■ Exercise objective ■
Quote every line below exactly and skip any picture.

[start]

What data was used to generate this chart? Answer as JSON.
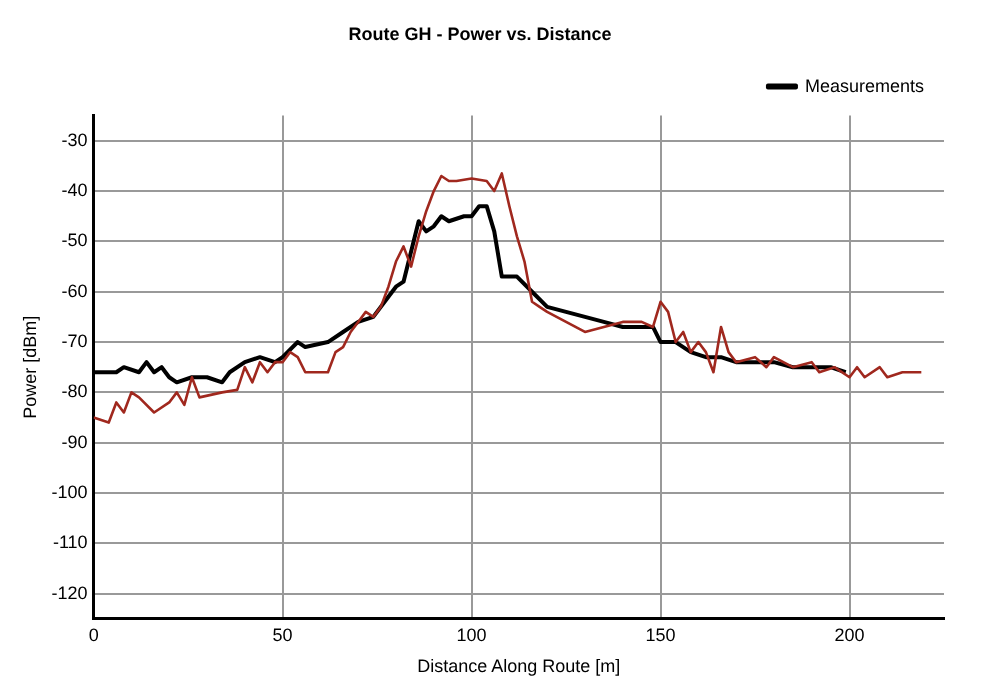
{
  "chart_data": {
    "type": "line",
    "title": "Route GH - Power vs. Distance",
    "xlabel": "Distance Along Route [m]",
    "ylabel": "Power [dBm]",
    "xlim": [
      0,
      225
    ],
    "xticks": [
      0,
      50,
      100,
      150,
      200
    ],
    "ylim": [
      -125,
      -25
    ],
    "yticks": [
      -30,
      -40,
      -50,
      -60,
      -70,
      -80,
      -90,
      -100,
      -110,
      -120
    ],
    "grid": true,
    "legend": "top right",
    "marker": "none",
    "line_style": "solid",
    "series": [
      {
        "color": "#a0281e",
        "x": [
          0,
          2,
          4,
          6,
          8,
          10,
          12,
          16,
          20,
          22,
          24,
          26,
          28,
          34,
          38,
          40,
          42,
          44,
          46,
          48,
          50,
          52,
          54,
          56,
          62,
          64,
          66,
          68,
          70,
          72,
          74,
          76,
          78,
          80,
          82,
          84,
          86,
          88,
          90,
          92,
          94,
          96,
          100,
          104,
          106,
          108,
          110,
          112,
          114,
          116,
          118,
          120,
          125,
          130,
          135,
          140,
          145,
          148,
          150,
          152,
          154,
          156,
          158,
          160,
          162,
          164,
          166,
          168,
          170,
          175,
          178,
          180,
          185,
          190,
          192,
          196,
          200,
          202,
          204,
          208,
          210,
          214,
          219
        ],
        "values": [
          -85,
          -85.5,
          -86,
          -82,
          -84,
          -80,
          -81,
          -84,
          -82,
          -80,
          -82.5,
          -77,
          -81,
          -80,
          -79.5,
          -75,
          -78,
          -74,
          -76,
          -74,
          -74,
          -72,
          -73,
          -76,
          -76,
          -72,
          -71,
          -68,
          -66,
          -64,
          -65,
          -63,
          -59,
          -54,
          -51,
          -55,
          -49,
          -44,
          -40,
          -37,
          -38,
          -38,
          -37.5,
          -38,
          -40,
          -36.5,
          -43,
          -49,
          -54,
          -62,
          -63,
          -64,
          -66,
          -68,
          -67,
          -66,
          -66,
          -67,
          -62,
          -64,
          -70,
          -68,
          -72,
          -70,
          -72,
          -76,
          -67,
          -72,
          -74,
          -73,
          -75,
          -73,
          -75,
          -74,
          -76,
          -75,
          -77,
          -75,
          -77,
          -75,
          -77,
          -76,
          -76
        ]
      },
      {
        "name": "Measurements",
        "color": "#000000",
        "x": [
          0,
          6,
          8,
          12,
          14,
          16,
          18,
          20,
          22,
          26,
          30,
          34,
          36,
          40,
          44,
          48,
          50,
          54,
          56,
          62,
          66,
          70,
          74,
          78,
          80,
          82,
          84,
          86,
          88,
          90,
          92,
          94,
          98,
          100,
          102,
          104,
          106,
          108,
          112,
          116,
          120,
          125,
          130,
          135,
          140,
          145,
          148,
          150,
          154,
          158,
          162,
          166,
          170,
          175,
          180,
          185,
          190,
          195,
          199
        ],
        "values": [
          -76,
          -76,
          -75,
          -76,
          -74,
          -76,
          -75,
          -77,
          -78,
          -77,
          -77,
          -78,
          -76,
          -74,
          -73,
          -74,
          -73,
          -70,
          -71,
          -70,
          -68,
          -66,
          -65,
          -61,
          -59,
          -58,
          -52,
          -46,
          -48,
          -47,
          -45,
          -46,
          -45,
          -45,
          -43,
          -43,
          -48,
          -57,
          -57,
          -60,
          -63,
          -64,
          -65,
          -66,
          -67,
          -67,
          -67,
          -70,
          -70,
          -72,
          -73,
          -73,
          -74,
          -74,
          -74,
          -75,
          -75,
          -75,
          -76
        ]
      }
    ]
  }
}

[end]

■ Output of the exercise ■
What data was used to generate this chart? Answer as JSON.
{
  "chart_data": {
    "type": "line",
    "title": "Route GH - Power vs. Distance",
    "xlabel": "Distance Along Route [m]",
    "ylabel": "Power [dBm]",
    "xlim": [
      0,
      225
    ],
    "xticks": [
      0,
      50,
      100,
      150,
      200
    ],
    "ylim": [
      -125,
      -25
    ],
    "yticks": [
      -30,
      -40,
      -50,
      -60,
      -70,
      -80,
      -90,
      -100,
      -110,
      -120
    ],
    "grid": true,
    "legend": "top right",
    "marker": "none",
    "line_style": "solid",
    "series": [
      {
        "color": "#a0281e",
        "x": [
          0,
          2,
          4,
          6,
          8,
          10,
          12,
          16,
          20,
          22,
          24,
          26,
          28,
          34,
          38,
          40,
          42,
          44,
          46,
          48,
          50,
          52,
          54,
          56,
          62,
          64,
          66,
          68,
          70,
          72,
          74,
          76,
          78,
          80,
          82,
          84,
          86,
          88,
          90,
          92,
          94,
          96,
          100,
          104,
          106,
          108,
          110,
          112,
          114,
          116,
          118,
          120,
          125,
          130,
          135,
          140,
          145,
          148,
          150,
          152,
          154,
          156,
          158,
          160,
          162,
          164,
          166,
          168,
          170,
          175,
          178,
          180,
          185,
          190,
          192,
          196,
          200,
          202,
          204,
          208,
          210,
          214,
          219
        ],
        "values": [
          -85,
          -85.5,
          -86,
          -82,
          -84,
          -80,
          -81,
          -84,
          -82,
          -80,
          -82.5,
          -77,
          -81,
          -80,
          -79.5,
          -75,
          -78,
          -74,
          -76,
          -74,
          -74,
          -72,
          -73,
          -76,
          -76,
          -72,
          -71,
          -68,
          -66,
          -64,
          -65,
          -63,
          -59,
          -54,
          -51,
          -55,
          -49,
          -44,
          -40,
          -37,
          -38,
          -38,
          -37.5,
          -38,
          -40,
          -36.5,
          -43,
          -49,
          -54,
          -62,
          -63,
          -64,
          -66,
          -68,
          -67,
          -66,
          -66,
          -67,
          -62,
          -64,
          -70,
          -68,
          -72,
          -70,
          -72,
          -76,
          -67,
          -72,
          -74,
          -73,
          -75,
          -73,
          -75,
          -74,
          -76,
          -75,
          -77,
          -75,
          -77,
          -75,
          -77,
          -76,
          -76
        ]
      },
      {
        "name": "Measurements",
        "color": "#000000",
        "x": [
          0,
          6,
          8,
          12,
          14,
          16,
          18,
          20,
          22,
          26,
          30,
          34,
          36,
          40,
          44,
          48,
          50,
          54,
          56,
          62,
          66,
          70,
          74,
          78,
          80,
          82,
          84,
          86,
          88,
          90,
          92,
          94,
          98,
          100,
          102,
          104,
          106,
          108,
          112,
          116,
          120,
          125,
          130,
          135,
          140,
          145,
          148,
          150,
          154,
          158,
          162,
          166,
          170,
          175,
          180,
          185,
          190,
          195,
          199
        ],
        "values": [
          -76,
          -76,
          -75,
          -76,
          -74,
          -76,
          -75,
          -77,
          -78,
          -77,
          -77,
          -78,
          -76,
          -74,
          -73,
          -74,
          -73,
          -70,
          -71,
          -70,
          -68,
          -66,
          -65,
          -61,
          -59,
          -58,
          -52,
          -46,
          -48,
          -47,
          -45,
          -46,
          -45,
          -45,
          -43,
          -43,
          -48,
          -57,
          -57,
          -60,
          -63,
          -64,
          -65,
          -66,
          -67,
          -67,
          -67,
          -70,
          -70,
          -72,
          -73,
          -73,
          -74,
          -74,
          -74,
          -75,
          -75,
          -75,
          -76
        ]
      }
    ]
  }
}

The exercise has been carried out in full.